══ DATASET ROWS

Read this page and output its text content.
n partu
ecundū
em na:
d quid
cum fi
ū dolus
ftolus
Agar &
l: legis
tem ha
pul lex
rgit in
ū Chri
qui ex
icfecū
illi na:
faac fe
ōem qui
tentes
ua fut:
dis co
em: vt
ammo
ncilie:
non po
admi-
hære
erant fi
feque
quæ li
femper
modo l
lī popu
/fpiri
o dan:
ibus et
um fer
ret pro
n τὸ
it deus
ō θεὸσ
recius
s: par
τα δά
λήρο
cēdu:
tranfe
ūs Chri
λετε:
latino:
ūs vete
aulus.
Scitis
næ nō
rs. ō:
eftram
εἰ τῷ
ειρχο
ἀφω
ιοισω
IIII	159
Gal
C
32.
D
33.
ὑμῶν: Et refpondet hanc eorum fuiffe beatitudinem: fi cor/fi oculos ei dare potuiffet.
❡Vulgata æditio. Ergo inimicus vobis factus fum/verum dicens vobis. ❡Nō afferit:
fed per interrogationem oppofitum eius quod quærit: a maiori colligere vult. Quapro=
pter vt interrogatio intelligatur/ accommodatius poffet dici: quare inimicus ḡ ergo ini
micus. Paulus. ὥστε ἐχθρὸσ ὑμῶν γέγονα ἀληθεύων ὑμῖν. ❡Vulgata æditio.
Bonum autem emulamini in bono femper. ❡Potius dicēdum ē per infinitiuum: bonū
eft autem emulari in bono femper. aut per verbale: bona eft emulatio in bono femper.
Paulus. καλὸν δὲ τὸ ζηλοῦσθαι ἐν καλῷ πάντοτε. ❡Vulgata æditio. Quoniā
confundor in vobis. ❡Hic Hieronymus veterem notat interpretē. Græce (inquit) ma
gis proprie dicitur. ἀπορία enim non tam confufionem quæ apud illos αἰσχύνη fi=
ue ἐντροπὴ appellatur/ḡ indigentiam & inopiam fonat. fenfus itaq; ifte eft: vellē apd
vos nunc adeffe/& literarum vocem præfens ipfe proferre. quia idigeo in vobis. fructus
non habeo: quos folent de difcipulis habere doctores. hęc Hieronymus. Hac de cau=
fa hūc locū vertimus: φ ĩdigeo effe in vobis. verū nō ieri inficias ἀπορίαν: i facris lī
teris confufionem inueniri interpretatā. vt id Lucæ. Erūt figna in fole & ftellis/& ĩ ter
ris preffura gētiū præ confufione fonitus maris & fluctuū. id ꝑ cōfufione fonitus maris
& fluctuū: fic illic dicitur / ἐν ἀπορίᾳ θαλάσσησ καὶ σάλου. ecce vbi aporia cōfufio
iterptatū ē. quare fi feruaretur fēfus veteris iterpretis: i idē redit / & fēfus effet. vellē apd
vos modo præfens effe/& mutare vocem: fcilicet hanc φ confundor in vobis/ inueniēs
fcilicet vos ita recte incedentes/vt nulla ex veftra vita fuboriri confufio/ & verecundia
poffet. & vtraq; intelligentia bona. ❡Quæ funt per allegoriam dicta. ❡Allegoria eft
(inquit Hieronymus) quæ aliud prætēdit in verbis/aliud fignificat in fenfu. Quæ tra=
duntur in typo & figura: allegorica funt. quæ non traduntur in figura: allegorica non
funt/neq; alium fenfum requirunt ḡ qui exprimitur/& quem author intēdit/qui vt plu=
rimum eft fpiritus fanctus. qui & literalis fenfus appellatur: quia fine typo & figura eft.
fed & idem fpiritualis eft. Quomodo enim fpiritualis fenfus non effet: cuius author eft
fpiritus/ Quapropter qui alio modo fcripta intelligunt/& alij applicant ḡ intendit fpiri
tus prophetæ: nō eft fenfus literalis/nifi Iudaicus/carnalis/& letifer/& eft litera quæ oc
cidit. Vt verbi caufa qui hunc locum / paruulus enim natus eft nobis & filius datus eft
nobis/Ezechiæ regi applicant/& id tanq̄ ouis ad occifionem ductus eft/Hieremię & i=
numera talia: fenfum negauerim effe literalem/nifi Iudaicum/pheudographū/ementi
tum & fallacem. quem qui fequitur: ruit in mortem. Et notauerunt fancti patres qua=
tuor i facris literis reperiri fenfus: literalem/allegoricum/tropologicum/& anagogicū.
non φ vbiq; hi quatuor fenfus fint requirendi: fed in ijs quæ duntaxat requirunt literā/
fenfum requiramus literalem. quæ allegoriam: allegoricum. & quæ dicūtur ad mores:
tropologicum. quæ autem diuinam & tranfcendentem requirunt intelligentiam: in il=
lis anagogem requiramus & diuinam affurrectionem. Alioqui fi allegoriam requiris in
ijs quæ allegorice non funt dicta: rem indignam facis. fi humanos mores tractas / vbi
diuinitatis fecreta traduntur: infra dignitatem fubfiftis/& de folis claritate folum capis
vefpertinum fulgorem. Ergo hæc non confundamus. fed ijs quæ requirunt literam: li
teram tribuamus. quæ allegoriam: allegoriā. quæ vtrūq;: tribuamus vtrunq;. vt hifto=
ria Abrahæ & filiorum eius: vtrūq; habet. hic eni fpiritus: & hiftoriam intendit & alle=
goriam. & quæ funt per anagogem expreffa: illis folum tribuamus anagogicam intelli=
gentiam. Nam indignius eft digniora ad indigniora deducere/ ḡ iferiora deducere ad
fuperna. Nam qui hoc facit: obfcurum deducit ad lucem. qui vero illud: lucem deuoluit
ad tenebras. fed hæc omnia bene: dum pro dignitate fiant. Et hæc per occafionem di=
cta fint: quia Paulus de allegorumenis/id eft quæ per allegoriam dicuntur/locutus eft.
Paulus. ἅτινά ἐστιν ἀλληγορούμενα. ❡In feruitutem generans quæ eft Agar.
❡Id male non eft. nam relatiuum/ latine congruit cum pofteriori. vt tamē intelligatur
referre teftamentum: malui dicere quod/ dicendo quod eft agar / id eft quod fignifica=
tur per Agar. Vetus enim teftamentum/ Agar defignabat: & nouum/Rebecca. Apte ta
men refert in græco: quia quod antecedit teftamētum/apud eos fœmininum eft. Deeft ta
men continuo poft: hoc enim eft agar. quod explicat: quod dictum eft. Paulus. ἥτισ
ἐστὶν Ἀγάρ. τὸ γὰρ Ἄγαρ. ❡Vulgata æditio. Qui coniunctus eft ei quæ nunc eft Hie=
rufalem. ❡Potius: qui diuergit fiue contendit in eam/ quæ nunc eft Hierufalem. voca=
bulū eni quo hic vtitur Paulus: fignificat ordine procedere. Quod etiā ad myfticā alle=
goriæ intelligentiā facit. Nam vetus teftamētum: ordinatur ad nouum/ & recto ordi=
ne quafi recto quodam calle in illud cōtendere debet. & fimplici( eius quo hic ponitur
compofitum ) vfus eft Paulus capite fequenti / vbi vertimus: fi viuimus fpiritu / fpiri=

════

EXERCISE INSTRUCTIONS | List every line above containing the word "bono".

ANSWER TO THE PROBLEM |
Bonum autem emulamini in bono femper. ❡Potius dicēdum ē per infinitiuum: bonū
eft autem emulari in bono femper. aut per verbale: bona eft emulatio in bono femper.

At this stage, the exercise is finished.